## Problem description:
In the lines below, find how many contain the word "title" and report that figure alone.

>>

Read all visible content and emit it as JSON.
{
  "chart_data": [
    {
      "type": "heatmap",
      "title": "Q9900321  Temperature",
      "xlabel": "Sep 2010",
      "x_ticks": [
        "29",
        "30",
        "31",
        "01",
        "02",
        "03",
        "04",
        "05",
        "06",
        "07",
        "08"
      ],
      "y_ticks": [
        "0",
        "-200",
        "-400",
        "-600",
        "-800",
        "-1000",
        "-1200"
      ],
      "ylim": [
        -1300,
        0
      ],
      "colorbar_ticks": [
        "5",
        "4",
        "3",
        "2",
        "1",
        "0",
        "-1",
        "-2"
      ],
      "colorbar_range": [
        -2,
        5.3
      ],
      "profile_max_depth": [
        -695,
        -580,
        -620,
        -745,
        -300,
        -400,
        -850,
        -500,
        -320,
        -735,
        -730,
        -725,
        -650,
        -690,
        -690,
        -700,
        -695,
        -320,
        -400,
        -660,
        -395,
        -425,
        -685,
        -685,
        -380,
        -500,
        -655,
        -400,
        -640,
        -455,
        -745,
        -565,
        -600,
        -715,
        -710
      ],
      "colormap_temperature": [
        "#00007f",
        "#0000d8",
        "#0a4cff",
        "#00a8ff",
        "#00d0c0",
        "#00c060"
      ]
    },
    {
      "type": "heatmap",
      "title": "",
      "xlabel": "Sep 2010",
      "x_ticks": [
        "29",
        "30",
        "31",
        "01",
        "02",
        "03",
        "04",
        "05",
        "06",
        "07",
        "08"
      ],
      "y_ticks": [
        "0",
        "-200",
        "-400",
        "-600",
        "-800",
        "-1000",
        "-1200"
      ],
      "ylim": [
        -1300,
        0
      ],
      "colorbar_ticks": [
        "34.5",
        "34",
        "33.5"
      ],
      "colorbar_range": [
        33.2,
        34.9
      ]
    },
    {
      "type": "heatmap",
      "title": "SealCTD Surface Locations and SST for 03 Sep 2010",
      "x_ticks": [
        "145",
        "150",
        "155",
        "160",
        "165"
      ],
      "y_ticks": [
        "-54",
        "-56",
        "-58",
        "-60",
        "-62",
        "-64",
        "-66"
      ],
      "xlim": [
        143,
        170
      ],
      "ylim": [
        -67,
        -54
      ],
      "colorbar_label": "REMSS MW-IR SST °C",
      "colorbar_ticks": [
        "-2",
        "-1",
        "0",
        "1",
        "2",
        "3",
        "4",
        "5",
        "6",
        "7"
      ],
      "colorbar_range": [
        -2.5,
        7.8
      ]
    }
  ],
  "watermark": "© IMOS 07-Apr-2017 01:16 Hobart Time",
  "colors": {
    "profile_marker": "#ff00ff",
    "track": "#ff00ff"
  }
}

<<
>>

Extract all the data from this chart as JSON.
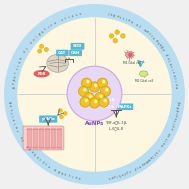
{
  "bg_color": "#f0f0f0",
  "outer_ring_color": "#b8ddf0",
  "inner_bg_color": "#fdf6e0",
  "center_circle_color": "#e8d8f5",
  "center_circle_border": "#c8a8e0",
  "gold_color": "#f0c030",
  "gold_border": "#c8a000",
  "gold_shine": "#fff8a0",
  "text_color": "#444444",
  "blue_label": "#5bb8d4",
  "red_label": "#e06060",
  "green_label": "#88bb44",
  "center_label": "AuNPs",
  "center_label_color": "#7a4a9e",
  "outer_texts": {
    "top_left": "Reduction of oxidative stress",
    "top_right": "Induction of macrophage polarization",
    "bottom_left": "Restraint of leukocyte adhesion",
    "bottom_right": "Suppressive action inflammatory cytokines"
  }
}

<<

## Task solution:
3